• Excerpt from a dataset
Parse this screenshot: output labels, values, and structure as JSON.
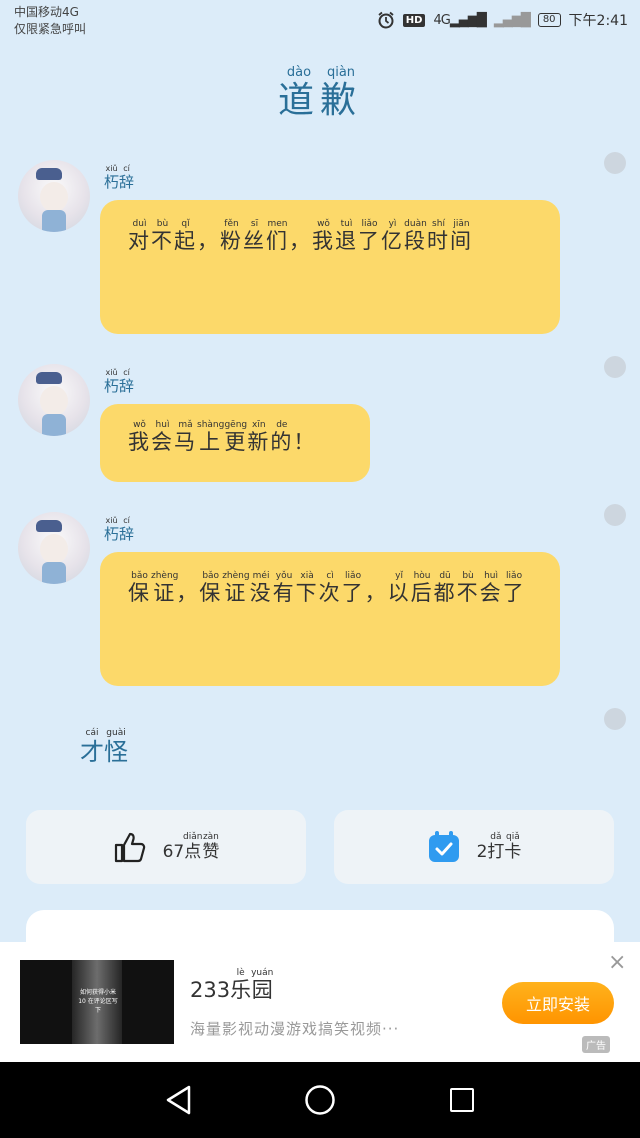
{
  "status_bar": {
    "carrier_line1": "中国移动4G",
    "carrier_line2": "仅限紧急呼叫",
    "hd": "HD",
    "signal": "4G",
    "battery": "80",
    "time": "下午2:41"
  },
  "title": {
    "chars": [
      [
        "道",
        "dào"
      ],
      [
        "歉",
        "qiàn"
      ]
    ]
  },
  "messages": [
    {
      "name": [
        [
          "朽",
          "xiǔ"
        ],
        [
          "辞",
          "cí"
        ]
      ],
      "text": [
        [
          "对",
          "duì"
        ],
        [
          "不",
          "bù"
        ],
        [
          "起",
          "qǐ"
        ],
        [
          "，",
          ""
        ],
        [
          "粉",
          "fěn"
        ],
        [
          "丝",
          "sī"
        ],
        [
          "们",
          "men"
        ],
        [
          "，",
          ""
        ],
        [
          "我",
          "wǒ"
        ],
        [
          "退",
          "tuì"
        ],
        [
          "了",
          "liǎo"
        ],
        [
          "亿",
          "yì"
        ],
        [
          "段",
          "duàn"
        ],
        [
          "时",
          "shí"
        ],
        [
          "间",
          "jiān"
        ]
      ]
    },
    {
      "name": [
        [
          "朽",
          "xiǔ"
        ],
        [
          "辞",
          "cí"
        ]
      ],
      "text": [
        [
          "我",
          "wǒ"
        ],
        [
          "会",
          "huì"
        ],
        [
          "马",
          "mǎ"
        ],
        [
          "上",
          "shàng"
        ],
        [
          "更",
          "gēng"
        ],
        [
          "新",
          "xīn"
        ],
        [
          "的",
          "de"
        ],
        [
          "！",
          ""
        ]
      ]
    },
    {
      "name": [
        [
          "朽",
          "xiǔ"
        ],
        [
          "辞",
          "cí"
        ]
      ],
      "text": [
        [
          "保",
          "bǎo"
        ],
        [
          "证",
          "zhèng"
        ],
        [
          "，",
          ""
        ],
        [
          "保",
          "bǎo"
        ],
        [
          "证",
          "zhèng"
        ],
        [
          "没",
          "méi"
        ],
        [
          "有",
          "yǒu"
        ],
        [
          "下",
          "xià"
        ],
        [
          "次",
          "cì"
        ],
        [
          "了",
          "liǎo"
        ],
        [
          "，",
          ""
        ],
        [
          "以",
          "yǐ"
        ],
        [
          "后",
          "hòu"
        ],
        [
          "都",
          "dū"
        ],
        [
          "不",
          "bù"
        ],
        [
          "会",
          "huì"
        ],
        [
          "了",
          "liǎo"
        ]
      ]
    }
  ],
  "tail_text": [
    [
      "才",
      "cái"
    ],
    [
      "怪",
      "guài"
    ]
  ],
  "actions": {
    "like_count": "67",
    "like_label": [
      [
        "点",
        "diǎn"
      ],
      [
        "赞",
        "zàn"
      ]
    ],
    "checkin_count": "2",
    "checkin_label": [
      [
        "打",
        "dǎ"
      ],
      [
        "卡",
        "qiǎ"
      ]
    ]
  },
  "ad": {
    "title_prefix": "233",
    "title_chars": [
      [
        "乐",
        "lè"
      ],
      [
        "园",
        "yuán"
      ]
    ],
    "description": "海量影视动漫游戏搞笑视频···",
    "button": "立即安装",
    "close": "×",
    "tag": "广告",
    "thumb_caption": "如何获得小米10 在评论区写下"
  },
  "colors": {
    "background": "#dcecf9",
    "bubble": "#fcd96a",
    "accent": "#2a6f98",
    "ad_button": "#ff9f0f"
  },
  "icons": [
    "alarm-icon",
    "signal-icon",
    "battery-icon",
    "thumbs-up-icon",
    "calendar-check-icon",
    "close-icon",
    "back-icon",
    "home-icon",
    "recent-apps-icon"
  ]
}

• Exercise requirements
Repeat the entries exactly and keep the pictures out of the copy.

• Final result
Parse this screenshot: output labels, values, and structure as JSON.
{
  "status_bar": {
    "carrier_line1": "中国移动4G",
    "carrier_line2": "仅限紧急呼叫",
    "hd": "HD",
    "signal": "4G",
    "battery": "80",
    "time": "下午2:41"
  },
  "title": {
    "chars": [
      [
        "道",
        "dào"
      ],
      [
        "歉",
        "qiàn"
      ]
    ]
  },
  "messages": [
    {
      "name": [
        [
          "朽",
          "xiǔ"
        ],
        [
          "辞",
          "cí"
        ]
      ],
      "text": [
        [
          "对",
          "duì"
        ],
        [
          "不",
          "bù"
        ],
        [
          "起",
          "qǐ"
        ],
        [
          "，",
          ""
        ],
        [
          "粉",
          "fěn"
        ],
        [
          "丝",
          "sī"
        ],
        [
          "们",
          "men"
        ],
        [
          "，",
          ""
        ],
        [
          "我",
          "wǒ"
        ],
        [
          "退",
          "tuì"
        ],
        [
          "了",
          "liǎo"
        ],
        [
          "亿",
          "yì"
        ],
        [
          "段",
          "duàn"
        ],
        [
          "时",
          "shí"
        ],
        [
          "间",
          "jiān"
        ]
      ]
    },
    {
      "name": [
        [
          "朽",
          "xiǔ"
        ],
        [
          "辞",
          "cí"
        ]
      ],
      "text": [
        [
          "我",
          "wǒ"
        ],
        [
          "会",
          "huì"
        ],
        [
          "马",
          "mǎ"
        ],
        [
          "上",
          "shàng"
        ],
        [
          "更",
          "gēng"
        ],
        [
          "新",
          "xīn"
        ],
        [
          "的",
          "de"
        ],
        [
          "！",
          ""
        ]
      ]
    },
    {
      "name": [
        [
          "朽",
          "xiǔ"
        ],
        [
          "辞",
          "cí"
        ]
      ],
      "text": [
        [
          "保",
          "bǎo"
        ],
        [
          "证",
          "zhèng"
        ],
        [
          "，",
          ""
        ],
        [
          "保",
          "bǎo"
        ],
        [
          "证",
          "zhèng"
        ],
        [
          "没",
          "méi"
        ],
        [
          "有",
          "yǒu"
        ],
        [
          "下",
          "xià"
        ],
        [
          "次",
          "cì"
        ],
        [
          "了",
          "liǎo"
        ],
        [
          "，",
          ""
        ],
        [
          "以",
          "yǐ"
        ],
        [
          "后",
          "hòu"
        ],
        [
          "都",
          "dū"
        ],
        [
          "不",
          "bù"
        ],
        [
          "会",
          "huì"
        ],
        [
          "了",
          "liǎo"
        ]
      ]
    }
  ],
  "tail_text": [
    [
      "才",
      "cái"
    ],
    [
      "怪",
      "guài"
    ]
  ],
  "actions": {
    "like_count": "67",
    "like_label": [
      [
        "点",
        "diǎn"
      ],
      [
        "赞",
        "zàn"
      ]
    ],
    "checkin_count": "2",
    "checkin_label": [
      [
        "打",
        "dǎ"
      ],
      [
        "卡",
        "qiǎ"
      ]
    ]
  },
  "ad": {
    "title_prefix": "233",
    "title_chars": [
      [
        "乐",
        "lè"
      ],
      [
        "园",
        "yuán"
      ]
    ],
    "description": "海量影视动漫游戏搞笑视频···",
    "button": "立即安装",
    "close": "×",
    "tag": "广告",
    "thumb_caption": "如何获得小米10 在评论区写下"
  },
  "colors": {
    "background": "#dcecf9",
    "bubble": "#fcd96a",
    "accent": "#2a6f98",
    "ad_button": "#ff9f0f"
  },
  "icons": [
    "alarm-icon",
    "signal-icon",
    "battery-icon",
    "thumbs-up-icon",
    "calendar-check-icon",
    "close-icon",
    "back-icon",
    "home-icon",
    "recent-apps-icon"
  ]
}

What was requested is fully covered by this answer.